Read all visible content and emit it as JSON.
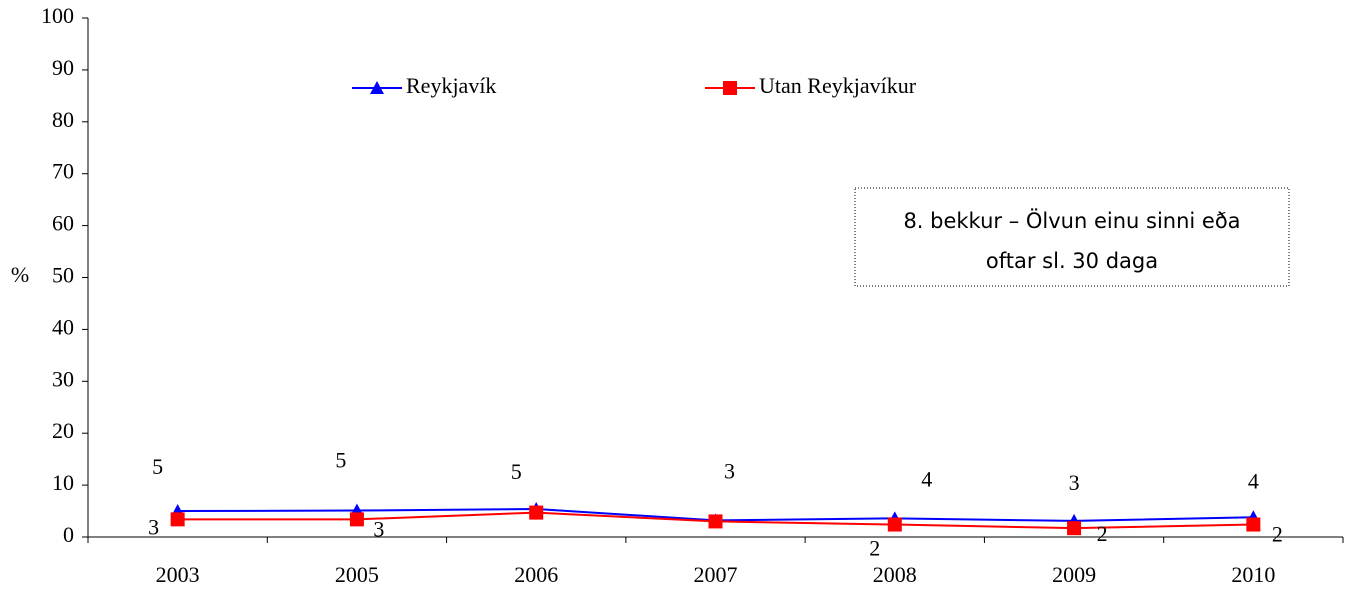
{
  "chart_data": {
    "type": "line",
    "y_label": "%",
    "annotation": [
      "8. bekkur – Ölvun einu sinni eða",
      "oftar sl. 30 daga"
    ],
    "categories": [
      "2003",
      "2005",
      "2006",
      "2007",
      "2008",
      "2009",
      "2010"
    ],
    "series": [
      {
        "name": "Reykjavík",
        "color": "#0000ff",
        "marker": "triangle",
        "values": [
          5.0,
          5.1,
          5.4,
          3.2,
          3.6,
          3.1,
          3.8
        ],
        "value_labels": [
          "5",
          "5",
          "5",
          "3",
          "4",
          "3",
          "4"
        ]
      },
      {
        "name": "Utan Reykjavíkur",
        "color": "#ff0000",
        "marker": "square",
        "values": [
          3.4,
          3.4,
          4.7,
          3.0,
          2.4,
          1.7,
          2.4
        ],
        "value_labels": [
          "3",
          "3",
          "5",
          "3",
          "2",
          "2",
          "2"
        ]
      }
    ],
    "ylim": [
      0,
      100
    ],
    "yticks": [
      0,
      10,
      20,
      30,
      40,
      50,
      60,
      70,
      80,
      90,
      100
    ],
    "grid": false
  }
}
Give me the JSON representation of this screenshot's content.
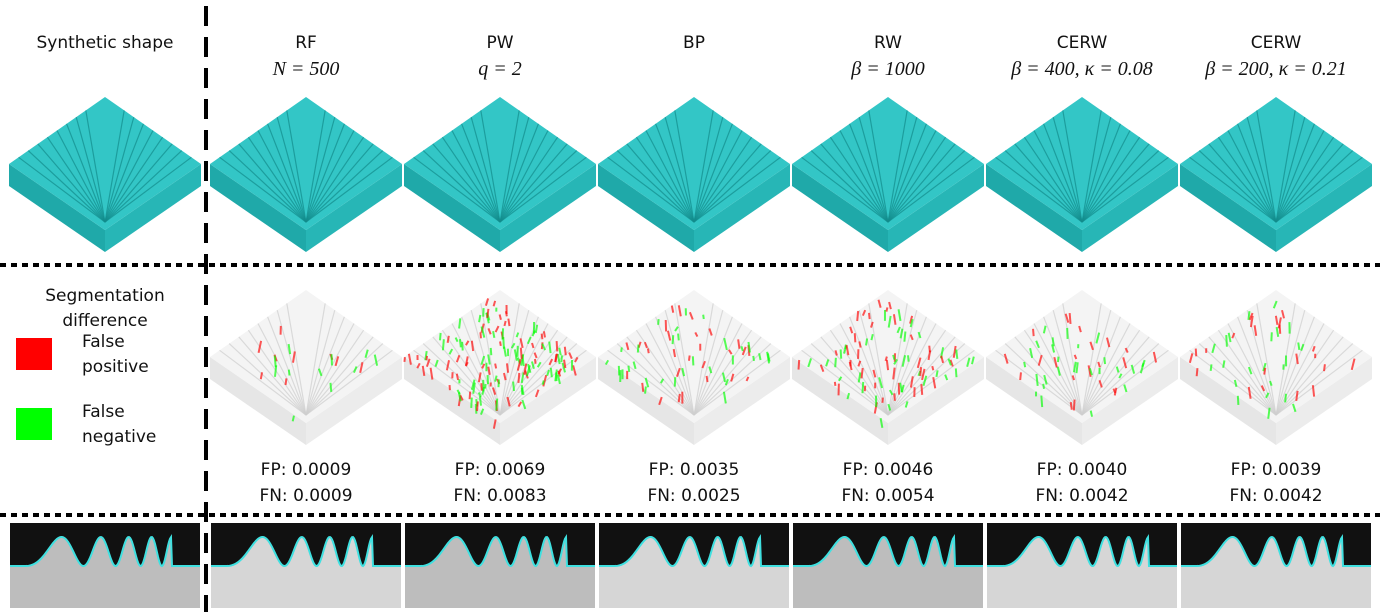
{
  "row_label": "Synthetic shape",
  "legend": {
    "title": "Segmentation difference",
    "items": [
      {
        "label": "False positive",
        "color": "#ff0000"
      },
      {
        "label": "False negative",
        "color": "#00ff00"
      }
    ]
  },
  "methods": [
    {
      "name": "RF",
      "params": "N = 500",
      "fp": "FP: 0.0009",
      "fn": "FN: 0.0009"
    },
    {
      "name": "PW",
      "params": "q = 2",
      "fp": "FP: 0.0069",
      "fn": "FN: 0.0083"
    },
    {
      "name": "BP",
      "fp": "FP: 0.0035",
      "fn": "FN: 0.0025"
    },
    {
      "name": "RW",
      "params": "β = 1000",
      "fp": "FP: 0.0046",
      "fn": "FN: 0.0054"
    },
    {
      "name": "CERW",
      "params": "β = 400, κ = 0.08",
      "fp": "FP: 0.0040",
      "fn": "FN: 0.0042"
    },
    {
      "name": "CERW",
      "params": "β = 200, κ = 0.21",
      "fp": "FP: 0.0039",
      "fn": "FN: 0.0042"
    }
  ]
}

* * *

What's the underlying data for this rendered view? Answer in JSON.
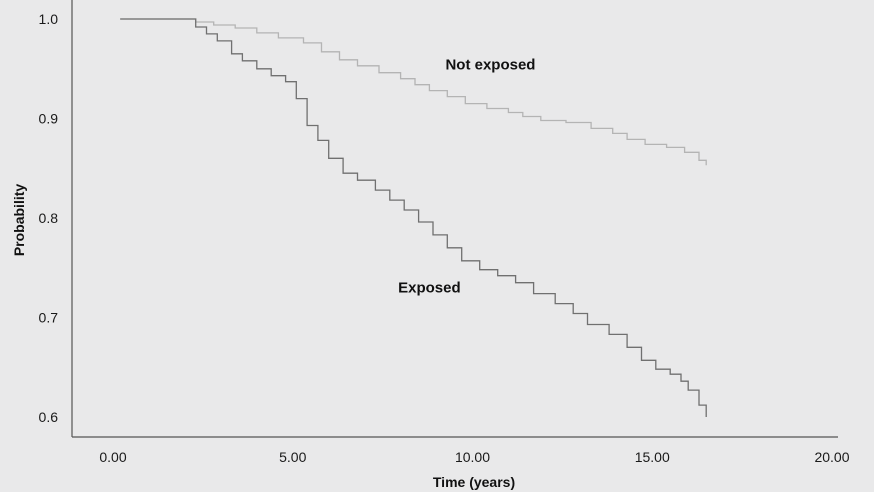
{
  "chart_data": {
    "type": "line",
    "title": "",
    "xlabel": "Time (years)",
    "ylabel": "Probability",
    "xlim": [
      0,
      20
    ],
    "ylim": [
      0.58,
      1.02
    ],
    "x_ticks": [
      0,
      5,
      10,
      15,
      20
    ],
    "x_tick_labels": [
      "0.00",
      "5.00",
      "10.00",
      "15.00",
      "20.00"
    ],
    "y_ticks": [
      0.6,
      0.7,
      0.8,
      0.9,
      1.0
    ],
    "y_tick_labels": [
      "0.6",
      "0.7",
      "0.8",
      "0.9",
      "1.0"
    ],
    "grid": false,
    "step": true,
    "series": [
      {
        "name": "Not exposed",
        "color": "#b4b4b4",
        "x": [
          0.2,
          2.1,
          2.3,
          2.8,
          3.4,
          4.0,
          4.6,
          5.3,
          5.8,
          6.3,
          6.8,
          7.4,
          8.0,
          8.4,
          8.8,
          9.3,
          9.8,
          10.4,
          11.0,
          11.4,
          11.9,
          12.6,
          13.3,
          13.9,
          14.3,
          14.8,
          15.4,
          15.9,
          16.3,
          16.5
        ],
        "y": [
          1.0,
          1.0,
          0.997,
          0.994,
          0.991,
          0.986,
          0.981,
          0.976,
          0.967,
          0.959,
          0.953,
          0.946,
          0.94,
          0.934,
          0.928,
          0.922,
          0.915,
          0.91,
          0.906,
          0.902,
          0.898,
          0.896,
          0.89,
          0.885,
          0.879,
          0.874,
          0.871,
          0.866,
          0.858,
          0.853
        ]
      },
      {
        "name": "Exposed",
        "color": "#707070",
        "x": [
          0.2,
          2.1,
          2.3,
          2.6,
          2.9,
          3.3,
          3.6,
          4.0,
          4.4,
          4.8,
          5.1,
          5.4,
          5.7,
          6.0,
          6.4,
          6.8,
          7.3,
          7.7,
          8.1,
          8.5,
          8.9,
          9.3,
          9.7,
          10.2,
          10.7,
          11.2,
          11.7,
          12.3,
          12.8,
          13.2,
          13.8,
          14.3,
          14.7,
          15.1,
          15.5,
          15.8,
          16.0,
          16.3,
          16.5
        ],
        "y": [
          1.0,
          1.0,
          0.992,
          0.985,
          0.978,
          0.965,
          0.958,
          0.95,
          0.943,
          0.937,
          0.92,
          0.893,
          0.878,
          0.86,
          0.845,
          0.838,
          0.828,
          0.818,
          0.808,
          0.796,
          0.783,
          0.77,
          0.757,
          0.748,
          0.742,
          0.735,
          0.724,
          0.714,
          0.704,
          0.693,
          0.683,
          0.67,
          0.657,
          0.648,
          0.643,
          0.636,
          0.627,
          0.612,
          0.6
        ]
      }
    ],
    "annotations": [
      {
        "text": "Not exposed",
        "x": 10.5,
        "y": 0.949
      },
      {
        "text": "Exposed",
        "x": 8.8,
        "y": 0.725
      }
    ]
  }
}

Your task
For the listing above, identify each line bearing "JSON".

Expected output
Read all visible content and emit it as JSON.
Give me the JSON representation of this screenshot's content.
What's the underlying data for this rendered view? Answer in JSON.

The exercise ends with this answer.